:: Exercise details ::
Check each line of the material below, and copy it if it holds the string "shoulders".

:: Records supplied ::
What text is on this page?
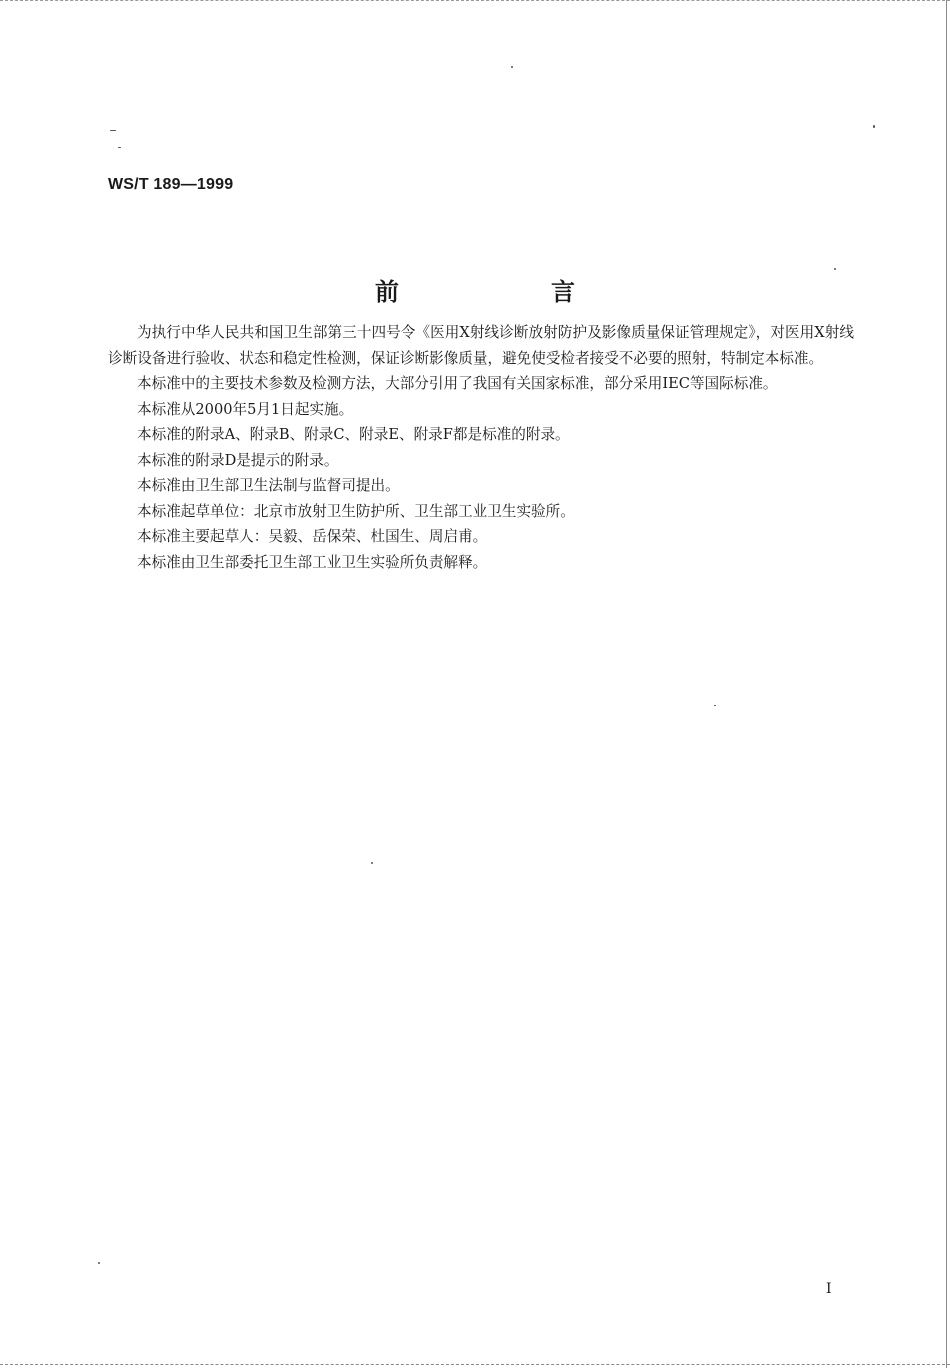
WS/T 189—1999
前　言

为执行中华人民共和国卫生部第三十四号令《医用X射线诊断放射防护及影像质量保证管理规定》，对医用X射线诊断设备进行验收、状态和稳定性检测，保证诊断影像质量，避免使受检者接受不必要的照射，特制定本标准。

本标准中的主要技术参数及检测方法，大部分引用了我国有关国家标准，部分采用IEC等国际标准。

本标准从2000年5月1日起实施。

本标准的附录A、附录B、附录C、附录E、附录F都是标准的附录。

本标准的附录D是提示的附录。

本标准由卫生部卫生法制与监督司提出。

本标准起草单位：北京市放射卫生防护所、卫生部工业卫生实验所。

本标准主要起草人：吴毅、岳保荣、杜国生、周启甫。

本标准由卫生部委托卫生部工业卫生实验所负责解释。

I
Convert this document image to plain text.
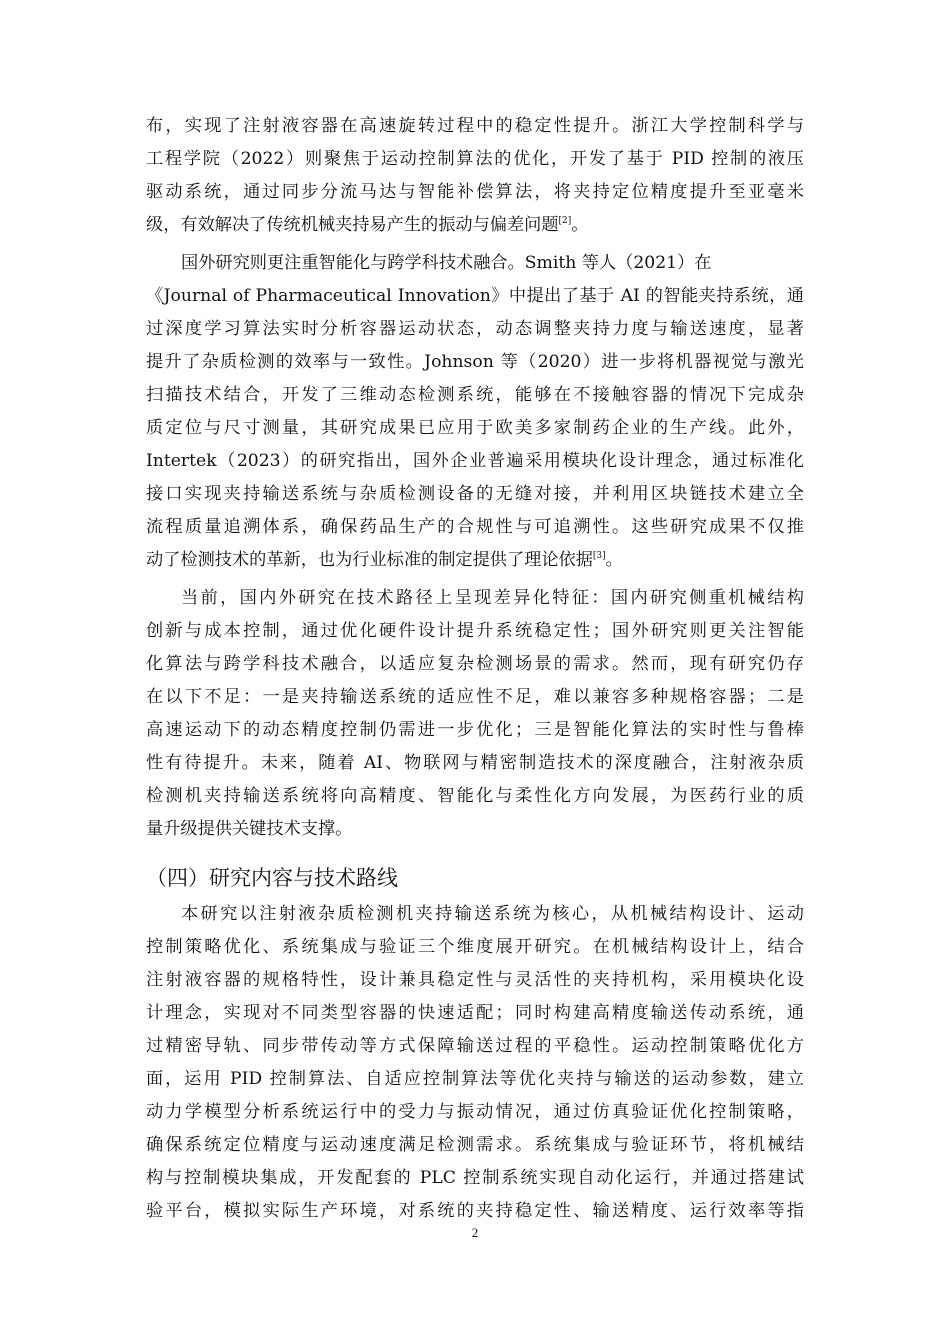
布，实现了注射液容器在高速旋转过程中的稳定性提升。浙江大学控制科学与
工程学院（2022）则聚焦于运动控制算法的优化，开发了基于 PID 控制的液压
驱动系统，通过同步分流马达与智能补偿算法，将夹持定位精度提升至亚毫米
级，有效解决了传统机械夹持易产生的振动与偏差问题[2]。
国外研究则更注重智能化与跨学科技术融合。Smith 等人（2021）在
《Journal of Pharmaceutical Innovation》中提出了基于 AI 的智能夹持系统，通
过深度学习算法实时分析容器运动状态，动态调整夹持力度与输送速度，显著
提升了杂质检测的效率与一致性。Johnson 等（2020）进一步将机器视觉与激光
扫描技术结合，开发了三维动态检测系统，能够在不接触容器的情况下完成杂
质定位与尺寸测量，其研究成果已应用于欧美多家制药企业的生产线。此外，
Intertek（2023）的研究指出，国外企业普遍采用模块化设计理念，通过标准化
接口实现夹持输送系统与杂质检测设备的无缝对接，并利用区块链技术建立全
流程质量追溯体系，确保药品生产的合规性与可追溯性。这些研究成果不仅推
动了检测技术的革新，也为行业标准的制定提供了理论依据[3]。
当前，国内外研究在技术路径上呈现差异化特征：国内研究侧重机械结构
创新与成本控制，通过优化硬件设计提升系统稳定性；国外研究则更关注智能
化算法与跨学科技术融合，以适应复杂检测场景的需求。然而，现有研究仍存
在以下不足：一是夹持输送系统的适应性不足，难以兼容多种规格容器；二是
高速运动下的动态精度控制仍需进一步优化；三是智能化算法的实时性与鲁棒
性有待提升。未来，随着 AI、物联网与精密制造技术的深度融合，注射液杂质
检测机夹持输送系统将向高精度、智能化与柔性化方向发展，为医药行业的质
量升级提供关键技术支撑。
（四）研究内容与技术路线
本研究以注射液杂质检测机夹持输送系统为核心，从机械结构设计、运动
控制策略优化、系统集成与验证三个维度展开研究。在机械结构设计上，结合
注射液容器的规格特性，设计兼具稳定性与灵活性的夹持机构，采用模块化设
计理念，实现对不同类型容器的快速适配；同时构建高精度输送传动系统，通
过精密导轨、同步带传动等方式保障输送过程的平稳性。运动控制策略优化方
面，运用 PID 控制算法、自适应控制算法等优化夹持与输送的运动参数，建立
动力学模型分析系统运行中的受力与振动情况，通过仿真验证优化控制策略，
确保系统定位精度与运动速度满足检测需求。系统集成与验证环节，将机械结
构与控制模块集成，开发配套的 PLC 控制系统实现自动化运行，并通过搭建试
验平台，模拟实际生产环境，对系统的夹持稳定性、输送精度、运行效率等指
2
==
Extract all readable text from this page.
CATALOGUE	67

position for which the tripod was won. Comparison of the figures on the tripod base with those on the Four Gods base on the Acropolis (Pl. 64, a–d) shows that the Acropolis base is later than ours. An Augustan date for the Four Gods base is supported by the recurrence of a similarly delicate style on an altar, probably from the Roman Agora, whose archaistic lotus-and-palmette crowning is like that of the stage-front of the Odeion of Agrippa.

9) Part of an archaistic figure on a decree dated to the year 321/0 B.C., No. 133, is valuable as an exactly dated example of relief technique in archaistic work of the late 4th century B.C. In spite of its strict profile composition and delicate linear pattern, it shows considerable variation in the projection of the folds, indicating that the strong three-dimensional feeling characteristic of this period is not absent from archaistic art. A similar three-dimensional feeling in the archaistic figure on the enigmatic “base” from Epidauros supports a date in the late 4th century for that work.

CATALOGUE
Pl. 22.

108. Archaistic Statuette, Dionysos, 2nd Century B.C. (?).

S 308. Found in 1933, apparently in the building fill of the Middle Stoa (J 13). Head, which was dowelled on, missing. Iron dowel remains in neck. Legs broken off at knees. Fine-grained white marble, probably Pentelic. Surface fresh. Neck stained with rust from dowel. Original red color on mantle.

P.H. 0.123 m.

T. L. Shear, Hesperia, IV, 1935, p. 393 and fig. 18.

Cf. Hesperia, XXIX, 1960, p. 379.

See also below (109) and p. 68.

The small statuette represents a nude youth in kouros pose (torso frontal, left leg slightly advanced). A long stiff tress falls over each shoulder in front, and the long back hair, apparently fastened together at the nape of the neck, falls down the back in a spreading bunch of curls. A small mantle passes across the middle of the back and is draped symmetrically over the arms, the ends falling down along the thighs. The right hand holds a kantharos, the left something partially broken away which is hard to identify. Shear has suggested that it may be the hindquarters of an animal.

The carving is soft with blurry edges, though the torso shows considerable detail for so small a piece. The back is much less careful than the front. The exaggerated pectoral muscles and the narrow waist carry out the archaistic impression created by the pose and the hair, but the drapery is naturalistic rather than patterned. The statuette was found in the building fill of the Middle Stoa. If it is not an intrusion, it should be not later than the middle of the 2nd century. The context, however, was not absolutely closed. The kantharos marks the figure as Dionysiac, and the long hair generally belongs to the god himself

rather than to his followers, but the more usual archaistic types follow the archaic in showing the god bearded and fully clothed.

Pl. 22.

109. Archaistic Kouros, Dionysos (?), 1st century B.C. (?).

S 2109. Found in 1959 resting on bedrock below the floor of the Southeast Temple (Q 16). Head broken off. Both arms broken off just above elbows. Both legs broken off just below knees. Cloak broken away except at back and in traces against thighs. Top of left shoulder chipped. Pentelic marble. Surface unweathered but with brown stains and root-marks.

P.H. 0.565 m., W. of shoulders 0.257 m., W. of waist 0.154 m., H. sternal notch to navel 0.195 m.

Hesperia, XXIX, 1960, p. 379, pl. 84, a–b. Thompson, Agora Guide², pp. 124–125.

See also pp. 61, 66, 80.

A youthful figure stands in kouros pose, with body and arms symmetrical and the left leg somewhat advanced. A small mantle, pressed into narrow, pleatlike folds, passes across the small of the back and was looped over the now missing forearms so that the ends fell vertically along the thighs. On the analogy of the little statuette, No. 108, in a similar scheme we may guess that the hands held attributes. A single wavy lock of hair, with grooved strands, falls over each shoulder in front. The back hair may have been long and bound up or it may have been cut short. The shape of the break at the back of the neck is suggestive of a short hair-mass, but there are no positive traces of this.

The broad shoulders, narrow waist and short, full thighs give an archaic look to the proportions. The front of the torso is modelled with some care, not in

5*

:: The answer ::
P.H. 0.565 m., W. of shoulders 0.257 m., W. of waist 0.154 m., H. sternal notch to navel 0.195 m.
The broad shoulders, narrow waist and short, full thighs give an archaic look to the proportions. The front of the torso is modelled with some care, not in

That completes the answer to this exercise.